# START OF Input

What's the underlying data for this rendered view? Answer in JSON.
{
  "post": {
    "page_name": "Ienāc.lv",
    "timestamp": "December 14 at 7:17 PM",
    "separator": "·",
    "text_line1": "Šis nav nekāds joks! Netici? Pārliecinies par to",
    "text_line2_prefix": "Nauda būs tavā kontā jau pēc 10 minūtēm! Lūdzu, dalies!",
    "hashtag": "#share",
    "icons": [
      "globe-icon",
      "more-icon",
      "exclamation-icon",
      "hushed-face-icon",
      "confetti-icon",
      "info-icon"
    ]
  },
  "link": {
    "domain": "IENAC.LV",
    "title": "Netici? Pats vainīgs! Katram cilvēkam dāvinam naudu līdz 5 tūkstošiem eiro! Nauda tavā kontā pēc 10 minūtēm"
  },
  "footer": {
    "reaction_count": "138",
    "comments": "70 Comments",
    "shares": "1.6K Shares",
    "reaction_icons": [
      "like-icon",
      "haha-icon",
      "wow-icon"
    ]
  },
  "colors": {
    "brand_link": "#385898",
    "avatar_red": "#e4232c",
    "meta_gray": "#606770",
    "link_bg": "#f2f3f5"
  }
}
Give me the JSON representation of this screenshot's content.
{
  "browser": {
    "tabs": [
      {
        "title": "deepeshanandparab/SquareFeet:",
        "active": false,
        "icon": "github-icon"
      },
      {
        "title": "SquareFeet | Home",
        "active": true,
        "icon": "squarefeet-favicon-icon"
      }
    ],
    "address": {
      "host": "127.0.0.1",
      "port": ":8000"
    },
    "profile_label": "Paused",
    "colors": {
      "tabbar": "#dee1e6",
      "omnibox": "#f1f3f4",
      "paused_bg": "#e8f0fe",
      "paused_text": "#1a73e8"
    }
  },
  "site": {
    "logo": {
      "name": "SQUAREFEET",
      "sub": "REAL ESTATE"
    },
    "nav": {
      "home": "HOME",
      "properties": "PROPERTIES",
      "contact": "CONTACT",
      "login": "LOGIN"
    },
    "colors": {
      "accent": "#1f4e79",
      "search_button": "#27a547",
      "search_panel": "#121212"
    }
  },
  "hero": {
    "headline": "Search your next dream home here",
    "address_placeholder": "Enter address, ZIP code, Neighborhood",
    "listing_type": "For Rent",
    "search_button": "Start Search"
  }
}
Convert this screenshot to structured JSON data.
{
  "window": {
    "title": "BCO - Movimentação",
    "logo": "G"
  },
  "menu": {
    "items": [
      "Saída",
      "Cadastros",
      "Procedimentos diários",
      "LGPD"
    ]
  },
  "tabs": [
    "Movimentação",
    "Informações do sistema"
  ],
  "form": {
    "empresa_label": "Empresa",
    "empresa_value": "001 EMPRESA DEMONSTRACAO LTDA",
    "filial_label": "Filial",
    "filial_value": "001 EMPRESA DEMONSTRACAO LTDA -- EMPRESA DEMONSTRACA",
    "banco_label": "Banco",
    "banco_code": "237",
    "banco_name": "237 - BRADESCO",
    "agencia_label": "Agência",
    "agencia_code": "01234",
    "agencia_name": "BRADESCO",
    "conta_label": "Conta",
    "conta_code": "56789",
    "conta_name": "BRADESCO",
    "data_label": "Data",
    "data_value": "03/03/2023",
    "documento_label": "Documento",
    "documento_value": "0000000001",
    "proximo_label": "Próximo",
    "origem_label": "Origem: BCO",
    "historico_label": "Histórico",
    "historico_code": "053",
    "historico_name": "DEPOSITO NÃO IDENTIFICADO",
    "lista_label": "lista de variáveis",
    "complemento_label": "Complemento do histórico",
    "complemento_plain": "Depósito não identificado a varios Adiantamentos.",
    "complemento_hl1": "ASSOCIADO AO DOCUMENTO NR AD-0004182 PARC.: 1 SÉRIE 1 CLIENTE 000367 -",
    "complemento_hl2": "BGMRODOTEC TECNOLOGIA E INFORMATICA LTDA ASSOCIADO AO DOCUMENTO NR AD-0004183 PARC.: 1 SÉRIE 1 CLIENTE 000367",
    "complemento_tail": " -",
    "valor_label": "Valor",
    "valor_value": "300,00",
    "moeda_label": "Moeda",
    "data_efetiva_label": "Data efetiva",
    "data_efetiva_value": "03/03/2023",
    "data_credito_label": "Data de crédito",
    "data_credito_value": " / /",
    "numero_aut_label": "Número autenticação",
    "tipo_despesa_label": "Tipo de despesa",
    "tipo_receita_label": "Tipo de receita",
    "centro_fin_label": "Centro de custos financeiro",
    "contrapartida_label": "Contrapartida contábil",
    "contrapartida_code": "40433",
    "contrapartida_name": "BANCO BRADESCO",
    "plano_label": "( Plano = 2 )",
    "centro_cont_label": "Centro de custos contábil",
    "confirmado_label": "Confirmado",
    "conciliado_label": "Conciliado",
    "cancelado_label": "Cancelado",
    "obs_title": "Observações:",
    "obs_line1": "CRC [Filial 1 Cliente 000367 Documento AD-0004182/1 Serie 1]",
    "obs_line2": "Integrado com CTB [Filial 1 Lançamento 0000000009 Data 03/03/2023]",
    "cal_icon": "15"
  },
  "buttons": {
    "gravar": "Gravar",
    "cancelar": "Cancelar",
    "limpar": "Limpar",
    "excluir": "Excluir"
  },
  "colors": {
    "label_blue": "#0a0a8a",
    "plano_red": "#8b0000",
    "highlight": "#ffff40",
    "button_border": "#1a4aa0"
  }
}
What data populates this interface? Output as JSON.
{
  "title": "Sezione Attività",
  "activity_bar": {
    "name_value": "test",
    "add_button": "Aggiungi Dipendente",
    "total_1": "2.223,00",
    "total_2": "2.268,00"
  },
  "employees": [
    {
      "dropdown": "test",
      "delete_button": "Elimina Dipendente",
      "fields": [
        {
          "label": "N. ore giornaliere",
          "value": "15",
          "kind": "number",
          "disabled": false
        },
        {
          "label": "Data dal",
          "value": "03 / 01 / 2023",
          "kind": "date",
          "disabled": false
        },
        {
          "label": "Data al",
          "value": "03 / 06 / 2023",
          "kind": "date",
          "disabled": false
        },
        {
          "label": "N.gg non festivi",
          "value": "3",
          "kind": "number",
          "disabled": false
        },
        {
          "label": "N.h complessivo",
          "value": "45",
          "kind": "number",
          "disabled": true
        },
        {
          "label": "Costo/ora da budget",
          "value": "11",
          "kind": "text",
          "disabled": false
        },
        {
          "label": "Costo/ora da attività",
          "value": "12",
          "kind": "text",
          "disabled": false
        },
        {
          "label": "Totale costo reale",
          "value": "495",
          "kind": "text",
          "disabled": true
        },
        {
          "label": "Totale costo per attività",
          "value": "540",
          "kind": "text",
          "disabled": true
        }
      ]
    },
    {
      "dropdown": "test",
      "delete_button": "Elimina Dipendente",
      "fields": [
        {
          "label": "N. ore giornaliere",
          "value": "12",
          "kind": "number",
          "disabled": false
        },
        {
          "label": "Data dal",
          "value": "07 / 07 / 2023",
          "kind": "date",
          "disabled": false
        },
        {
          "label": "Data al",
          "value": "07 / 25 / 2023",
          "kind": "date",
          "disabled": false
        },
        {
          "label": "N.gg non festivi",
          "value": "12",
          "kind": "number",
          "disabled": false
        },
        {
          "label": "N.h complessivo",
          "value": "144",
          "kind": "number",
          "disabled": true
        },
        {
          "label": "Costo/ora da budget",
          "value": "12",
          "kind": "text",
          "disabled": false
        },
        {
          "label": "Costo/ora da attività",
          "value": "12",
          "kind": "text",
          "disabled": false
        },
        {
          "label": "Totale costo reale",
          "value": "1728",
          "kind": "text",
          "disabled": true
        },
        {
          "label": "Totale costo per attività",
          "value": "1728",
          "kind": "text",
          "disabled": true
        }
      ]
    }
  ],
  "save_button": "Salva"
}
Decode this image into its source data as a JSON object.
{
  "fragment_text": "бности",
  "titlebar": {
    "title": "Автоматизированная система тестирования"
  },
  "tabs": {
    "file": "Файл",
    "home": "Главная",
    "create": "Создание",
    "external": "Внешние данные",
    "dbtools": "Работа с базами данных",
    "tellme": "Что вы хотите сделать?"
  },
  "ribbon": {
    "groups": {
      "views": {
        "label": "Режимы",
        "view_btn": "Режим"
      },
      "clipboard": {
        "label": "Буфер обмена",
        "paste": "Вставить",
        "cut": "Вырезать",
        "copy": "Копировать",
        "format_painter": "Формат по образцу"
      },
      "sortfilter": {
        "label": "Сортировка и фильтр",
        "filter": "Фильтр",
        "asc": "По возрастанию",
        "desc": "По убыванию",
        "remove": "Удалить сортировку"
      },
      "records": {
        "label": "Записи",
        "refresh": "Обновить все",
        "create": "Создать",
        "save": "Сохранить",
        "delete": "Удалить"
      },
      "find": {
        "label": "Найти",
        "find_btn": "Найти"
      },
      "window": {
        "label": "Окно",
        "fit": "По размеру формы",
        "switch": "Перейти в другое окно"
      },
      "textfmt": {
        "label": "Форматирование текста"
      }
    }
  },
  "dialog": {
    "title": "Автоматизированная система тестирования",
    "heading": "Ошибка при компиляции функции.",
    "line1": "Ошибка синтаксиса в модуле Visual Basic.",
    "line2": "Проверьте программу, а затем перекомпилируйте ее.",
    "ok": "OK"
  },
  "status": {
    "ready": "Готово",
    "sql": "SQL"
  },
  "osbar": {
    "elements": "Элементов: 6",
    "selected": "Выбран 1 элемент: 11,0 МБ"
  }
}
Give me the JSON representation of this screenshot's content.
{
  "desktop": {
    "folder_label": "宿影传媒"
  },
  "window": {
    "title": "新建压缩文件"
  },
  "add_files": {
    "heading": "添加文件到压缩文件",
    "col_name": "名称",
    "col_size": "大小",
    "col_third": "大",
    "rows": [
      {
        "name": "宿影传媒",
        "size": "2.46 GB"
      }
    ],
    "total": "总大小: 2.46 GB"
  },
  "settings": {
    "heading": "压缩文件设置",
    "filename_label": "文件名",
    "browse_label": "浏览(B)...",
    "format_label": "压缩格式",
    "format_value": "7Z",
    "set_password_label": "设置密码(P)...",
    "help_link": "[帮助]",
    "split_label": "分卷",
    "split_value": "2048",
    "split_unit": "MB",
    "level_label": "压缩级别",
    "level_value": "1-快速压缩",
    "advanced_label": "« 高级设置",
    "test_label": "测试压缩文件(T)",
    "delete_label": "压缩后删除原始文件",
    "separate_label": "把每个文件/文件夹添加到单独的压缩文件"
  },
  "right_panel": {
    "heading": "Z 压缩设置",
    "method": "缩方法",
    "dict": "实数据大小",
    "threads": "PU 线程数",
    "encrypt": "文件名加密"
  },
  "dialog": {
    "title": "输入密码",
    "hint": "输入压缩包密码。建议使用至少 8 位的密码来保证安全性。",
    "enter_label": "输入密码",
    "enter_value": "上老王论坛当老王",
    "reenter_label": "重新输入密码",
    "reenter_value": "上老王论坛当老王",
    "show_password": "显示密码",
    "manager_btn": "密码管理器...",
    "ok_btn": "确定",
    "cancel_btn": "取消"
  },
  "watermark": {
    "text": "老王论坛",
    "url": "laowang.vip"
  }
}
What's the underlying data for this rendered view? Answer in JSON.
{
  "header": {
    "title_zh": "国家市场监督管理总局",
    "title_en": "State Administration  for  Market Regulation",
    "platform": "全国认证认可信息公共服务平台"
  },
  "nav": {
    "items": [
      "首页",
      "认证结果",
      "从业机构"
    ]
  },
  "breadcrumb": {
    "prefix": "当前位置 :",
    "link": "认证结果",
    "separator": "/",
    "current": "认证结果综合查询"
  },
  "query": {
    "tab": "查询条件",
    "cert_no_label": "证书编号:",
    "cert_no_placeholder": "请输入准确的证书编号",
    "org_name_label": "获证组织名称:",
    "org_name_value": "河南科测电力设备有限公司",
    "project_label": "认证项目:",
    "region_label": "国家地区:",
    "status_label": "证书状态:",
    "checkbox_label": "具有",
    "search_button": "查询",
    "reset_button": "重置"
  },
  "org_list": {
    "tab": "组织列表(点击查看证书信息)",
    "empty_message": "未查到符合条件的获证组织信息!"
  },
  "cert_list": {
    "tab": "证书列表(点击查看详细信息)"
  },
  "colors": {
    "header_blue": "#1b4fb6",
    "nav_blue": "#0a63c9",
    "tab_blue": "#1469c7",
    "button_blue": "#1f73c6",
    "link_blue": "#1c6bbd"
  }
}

# END OF Input

--- Stated task ---
From the data above, show each line that contains "kontā".

--- Finished task ---
    "text_line2_prefix": "Nauda būs tavā kontā jau pēc 10 minūtēm! Lūdzu, dalies!",
    "title": "Netici? Pats vainīgs! Katram cilvēkam dāvinam naudu līdz 5 tūkstošiem eiro! Nauda tavā kontā pēc 10 minūtēm"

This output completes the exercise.